#### Supplied material:
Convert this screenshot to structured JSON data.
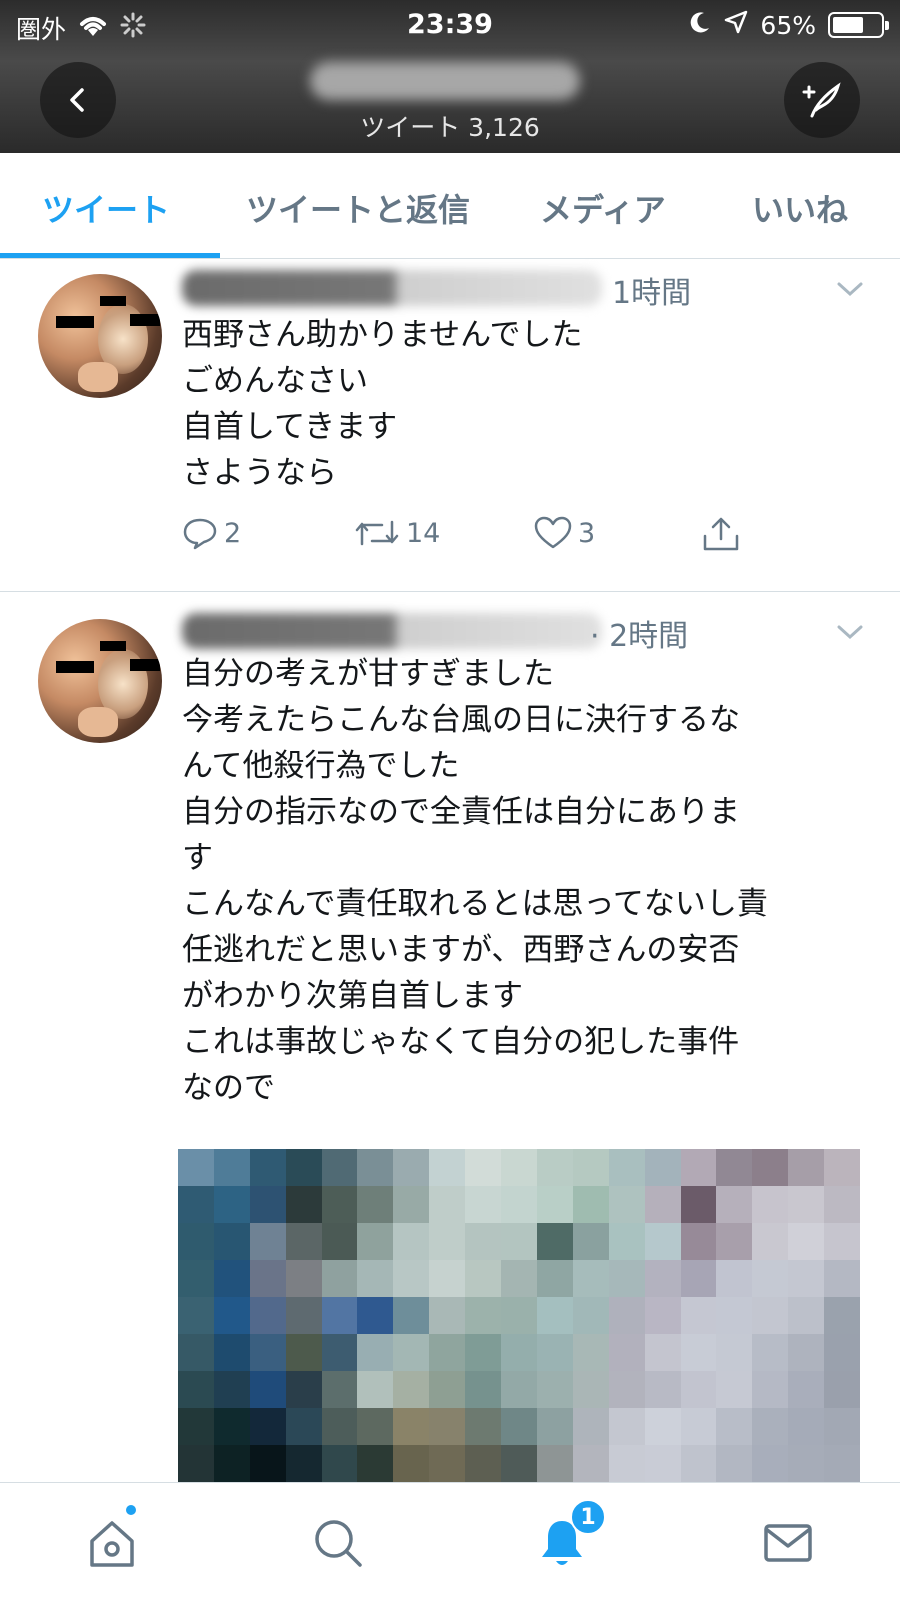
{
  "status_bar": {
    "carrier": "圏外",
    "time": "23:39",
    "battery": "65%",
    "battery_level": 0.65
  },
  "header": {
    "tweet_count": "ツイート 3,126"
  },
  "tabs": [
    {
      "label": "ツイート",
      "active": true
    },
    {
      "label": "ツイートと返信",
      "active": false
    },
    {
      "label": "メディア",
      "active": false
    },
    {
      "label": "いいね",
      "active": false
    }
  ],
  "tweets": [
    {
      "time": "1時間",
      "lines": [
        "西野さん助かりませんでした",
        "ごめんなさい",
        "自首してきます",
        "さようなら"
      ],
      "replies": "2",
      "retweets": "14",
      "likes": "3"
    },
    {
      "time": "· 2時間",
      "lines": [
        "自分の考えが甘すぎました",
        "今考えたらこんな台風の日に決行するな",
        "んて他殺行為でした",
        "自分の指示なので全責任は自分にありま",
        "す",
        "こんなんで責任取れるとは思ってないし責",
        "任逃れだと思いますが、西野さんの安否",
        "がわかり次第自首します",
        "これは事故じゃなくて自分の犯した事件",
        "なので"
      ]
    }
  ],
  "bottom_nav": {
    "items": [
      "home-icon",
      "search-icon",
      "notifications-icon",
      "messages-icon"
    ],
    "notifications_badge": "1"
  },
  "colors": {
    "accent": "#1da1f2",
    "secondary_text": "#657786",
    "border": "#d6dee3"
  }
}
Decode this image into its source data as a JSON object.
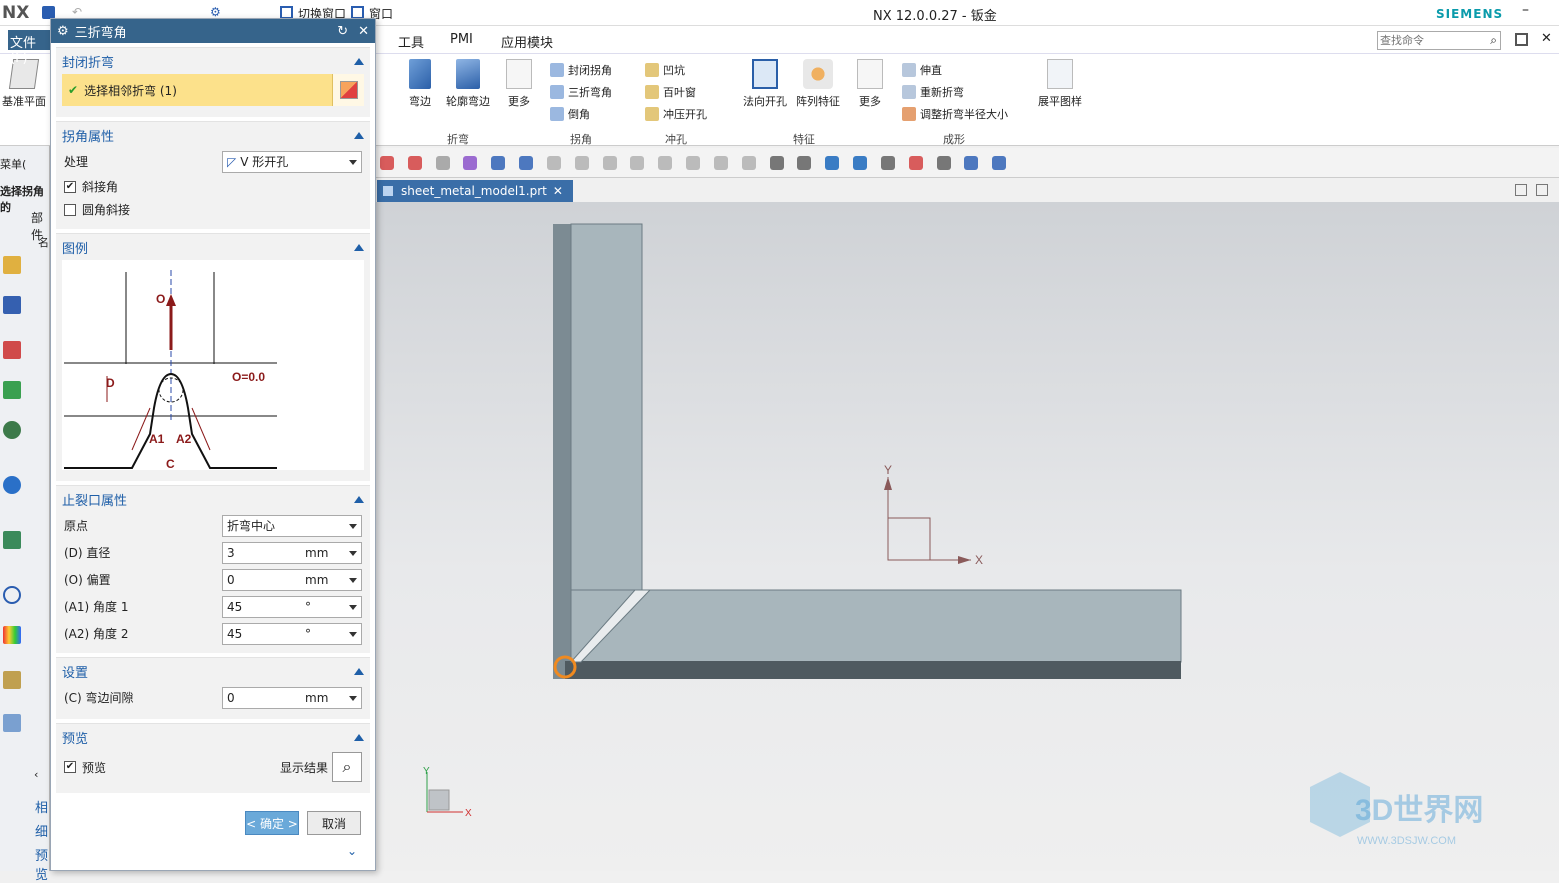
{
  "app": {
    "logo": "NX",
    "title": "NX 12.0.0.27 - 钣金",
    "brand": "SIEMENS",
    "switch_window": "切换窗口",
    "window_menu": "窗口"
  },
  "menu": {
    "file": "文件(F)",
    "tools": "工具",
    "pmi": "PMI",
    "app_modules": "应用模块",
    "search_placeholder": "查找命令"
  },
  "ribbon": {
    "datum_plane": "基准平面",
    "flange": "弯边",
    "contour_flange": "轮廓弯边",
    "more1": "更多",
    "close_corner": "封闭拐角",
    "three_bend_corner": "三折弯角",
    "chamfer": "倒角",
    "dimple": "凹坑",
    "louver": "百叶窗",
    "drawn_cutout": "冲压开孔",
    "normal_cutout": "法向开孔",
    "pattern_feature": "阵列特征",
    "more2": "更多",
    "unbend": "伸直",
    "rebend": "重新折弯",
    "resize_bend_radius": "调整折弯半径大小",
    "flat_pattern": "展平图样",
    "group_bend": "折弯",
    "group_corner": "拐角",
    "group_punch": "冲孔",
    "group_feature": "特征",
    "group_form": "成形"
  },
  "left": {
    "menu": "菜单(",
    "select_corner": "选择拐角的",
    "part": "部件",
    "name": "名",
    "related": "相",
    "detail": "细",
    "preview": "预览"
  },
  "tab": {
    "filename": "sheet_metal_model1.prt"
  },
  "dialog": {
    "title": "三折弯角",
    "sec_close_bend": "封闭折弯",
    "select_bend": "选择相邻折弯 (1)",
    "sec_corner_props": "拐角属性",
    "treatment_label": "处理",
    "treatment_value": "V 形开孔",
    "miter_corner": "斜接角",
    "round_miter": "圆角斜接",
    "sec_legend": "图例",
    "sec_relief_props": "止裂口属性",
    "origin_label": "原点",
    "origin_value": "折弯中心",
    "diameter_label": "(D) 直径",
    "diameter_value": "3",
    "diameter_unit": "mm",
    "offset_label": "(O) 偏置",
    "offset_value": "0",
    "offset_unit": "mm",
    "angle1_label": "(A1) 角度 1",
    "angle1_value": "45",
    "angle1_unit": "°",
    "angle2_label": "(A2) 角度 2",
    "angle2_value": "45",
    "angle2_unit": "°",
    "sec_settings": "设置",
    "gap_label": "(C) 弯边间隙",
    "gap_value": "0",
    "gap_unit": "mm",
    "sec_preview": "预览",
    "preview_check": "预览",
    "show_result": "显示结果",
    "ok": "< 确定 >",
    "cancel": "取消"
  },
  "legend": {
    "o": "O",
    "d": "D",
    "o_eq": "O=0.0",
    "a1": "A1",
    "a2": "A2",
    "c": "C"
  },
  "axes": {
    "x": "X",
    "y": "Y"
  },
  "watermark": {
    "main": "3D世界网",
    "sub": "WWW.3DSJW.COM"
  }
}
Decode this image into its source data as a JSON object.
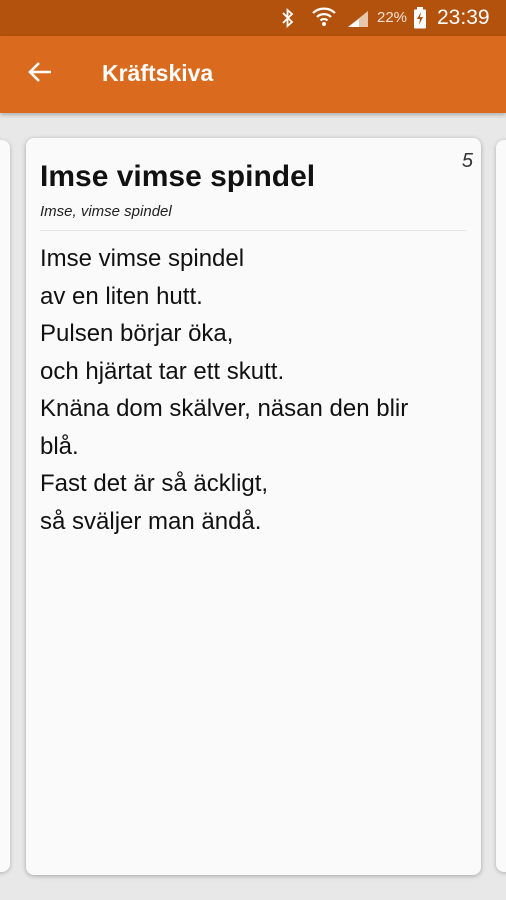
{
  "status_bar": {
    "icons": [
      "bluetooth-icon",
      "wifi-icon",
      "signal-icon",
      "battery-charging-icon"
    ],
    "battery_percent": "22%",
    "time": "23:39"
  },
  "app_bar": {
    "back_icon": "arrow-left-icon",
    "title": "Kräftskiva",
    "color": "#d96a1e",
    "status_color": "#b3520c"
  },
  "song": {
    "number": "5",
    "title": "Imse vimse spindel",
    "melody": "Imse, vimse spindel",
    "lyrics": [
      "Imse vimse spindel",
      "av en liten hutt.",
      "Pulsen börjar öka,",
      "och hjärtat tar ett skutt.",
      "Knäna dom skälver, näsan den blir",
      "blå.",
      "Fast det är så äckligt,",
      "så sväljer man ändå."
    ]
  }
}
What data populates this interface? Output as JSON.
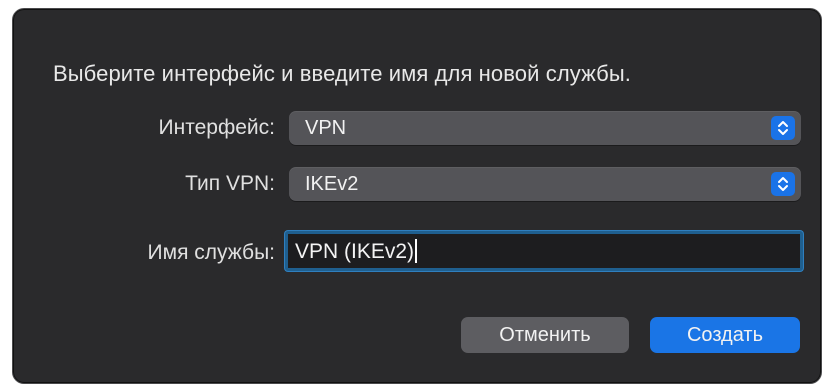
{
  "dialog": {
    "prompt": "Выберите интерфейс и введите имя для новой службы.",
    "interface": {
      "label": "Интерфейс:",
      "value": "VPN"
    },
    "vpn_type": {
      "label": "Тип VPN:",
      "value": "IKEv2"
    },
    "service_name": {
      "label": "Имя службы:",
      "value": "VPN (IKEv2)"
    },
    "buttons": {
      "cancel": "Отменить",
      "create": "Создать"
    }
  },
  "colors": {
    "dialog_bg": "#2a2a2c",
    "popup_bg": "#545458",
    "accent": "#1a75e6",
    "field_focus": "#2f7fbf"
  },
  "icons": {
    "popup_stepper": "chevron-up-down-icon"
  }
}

#### Problem to solve:
Set each line of the records down exactly, leaving every picture out.

#### Result below:
Convert this screenshot to structured JSON data.
{
  "status_bar": {
    "carrier": "圏外",
    "time": "23:39",
    "battery": "65%",
    "battery_level": 0.65
  },
  "header": {
    "tweet_count": "ツイート 3,126"
  },
  "tabs": [
    {
      "label": "ツイート",
      "active": true
    },
    {
      "label": "ツイートと返信",
      "active": false
    },
    {
      "label": "メディア",
      "active": false
    },
    {
      "label": "いいね",
      "active": false
    }
  ],
  "tweets": [
    {
      "time": "1時間",
      "lines": [
        "西野さん助かりませんでした",
        "ごめんなさい",
        "自首してきます",
        "さようなら"
      ],
      "replies": "2",
      "retweets": "14",
      "likes": "3"
    },
    {
      "time": "· 2時間",
      "lines": [
        "自分の考えが甘すぎました",
        "今考えたらこんな台風の日に決行するな",
        "んて他殺行為でした",
        "自分の指示なので全責任は自分にありま",
        "す",
        "こんなんで責任取れるとは思ってないし責",
        "任逃れだと思いますが、西野さんの安否",
        "がわかり次第自首します",
        "これは事故じゃなくて自分の犯した事件",
        "なので"
      ]
    }
  ],
  "bottom_nav": {
    "items": [
      "home-icon",
      "search-icon",
      "notifications-icon",
      "messages-icon"
    ],
    "notifications_badge": "1"
  },
  "colors": {
    "accent": "#1da1f2",
    "secondary_text": "#657786",
    "border": "#d6dee3"
  }
}
Decode this image into its source data as a JSON object.
{
  "app": {
    "logo": "NX",
    "title": "NX 12.0.0.27 - 钣金",
    "brand": "SIEMENS",
    "switch_window": "切换窗口",
    "window_menu": "窗口"
  },
  "menu": {
    "file": "文件(F)",
    "tools": "工具",
    "pmi": "PMI",
    "app_modules": "应用模块",
    "search_placeholder": "查找命令"
  },
  "ribbon": {
    "datum_plane": "基准平面",
    "flange": "弯边",
    "contour_flange": "轮廓弯边",
    "more1": "更多",
    "close_corner": "封闭拐角",
    "three_bend_corner": "三折弯角",
    "chamfer": "倒角",
    "dimple": "凹坑",
    "louver": "百叶窗",
    "drawn_cutout": "冲压开孔",
    "normal_cutout": "法向开孔",
    "pattern_feature": "阵列特征",
    "more2": "更多",
    "unbend": "伸直",
    "rebend": "重新折弯",
    "resize_bend_radius": "调整折弯半径大小",
    "flat_pattern": "展平图样",
    "group_bend": "折弯",
    "group_corner": "拐角",
    "group_punch": "冲孔",
    "group_feature": "特征",
    "group_form": "成形"
  },
  "left": {
    "menu": "菜单(",
    "select_corner": "选择拐角的",
    "part": "部件",
    "name": "名",
    "related": "相",
    "detail": "细",
    "preview": "预览"
  },
  "tab": {
    "filename": "sheet_metal_model1.prt"
  },
  "dialog": {
    "title": "三折弯角",
    "sec_close_bend": "封闭折弯",
    "select_bend": "选择相邻折弯 (1)",
    "sec_corner_props": "拐角属性",
    "treatment_label": "处理",
    "treatment_value": "V 形开孔",
    "miter_corner": "斜接角",
    "round_miter": "圆角斜接",
    "sec_legend": "图例",
    "sec_relief_props": "止裂口属性",
    "origin_label": "原点",
    "origin_value": "折弯中心",
    "diameter_label": "(D) 直径",
    "diameter_value": "3",
    "diameter_unit": "mm",
    "offset_label": "(O) 偏置",
    "offset_value": "0",
    "offset_unit": "mm",
    "angle1_label": "(A1) 角度 1",
    "angle1_value": "45",
    "angle1_unit": "°",
    "angle2_label": "(A2) 角度 2",
    "angle2_value": "45",
    "angle2_unit": "°",
    "sec_settings": "设置",
    "gap_label": "(C) 弯边间隙",
    "gap_value": "0",
    "gap_unit": "mm",
    "sec_preview": "预览",
    "preview_check": "预览",
    "show_result": "显示结果",
    "ok": "< 确定 >",
    "cancel": "取消"
  },
  "legend": {
    "o": "O",
    "d": "D",
    "o_eq": "O=0.0",
    "a1": "A1",
    "a2": "A2",
    "c": "C"
  },
  "axes": {
    "x": "X",
    "y": "Y"
  },
  "watermark": {
    "main": "3D世界网",
    "sub": "WWW.3DSJW.COM"
  }
}
Decode this image into its source data as a JSON object.
{
  "status_bar": {
    "icons": [
      "bluetooth-icon",
      "wifi-icon",
      "signal-icon",
      "battery-charging-icon"
    ],
    "battery_percent": "22%",
    "time": "23:39"
  },
  "app_bar": {
    "back_icon": "arrow-left-icon",
    "title": "Kräftskiva",
    "color": "#d96a1e",
    "status_color": "#b3520c"
  },
  "song": {
    "number": "5",
    "title": "Imse vimse spindel",
    "melody": "Imse, vimse spindel",
    "lyrics": [
      "Imse vimse spindel",
      "av en liten hutt.",
      "Pulsen börjar öka,",
      "och hjärtat tar ett skutt.",
      "Knäna dom skälver, näsan den blir",
      "blå.",
      "Fast det är så äckligt,",
      "så sväljer man ändå."
    ]
  }
}
What data populates this interface? Output as JSON.
{
  "dialog": {
    "prompt": "Выберите интерфейс и введите имя для новой службы.",
    "interface": {
      "label": "Интерфейс:",
      "value": "VPN"
    },
    "vpn_type": {
      "label": "Тип VPN:",
      "value": "IKEv2"
    },
    "service_name": {
      "label": "Имя службы:",
      "value": "VPN (IKEv2)"
    },
    "buttons": {
      "cancel": "Отменить",
      "create": "Создать"
    }
  },
  "colors": {
    "dialog_bg": "#2a2a2c",
    "popup_bg": "#545458",
    "accent": "#1a75e6",
    "field_focus": "#2f7fbf"
  },
  "icons": {
    "popup_stepper": "chevron-up-down-icon"
  }
}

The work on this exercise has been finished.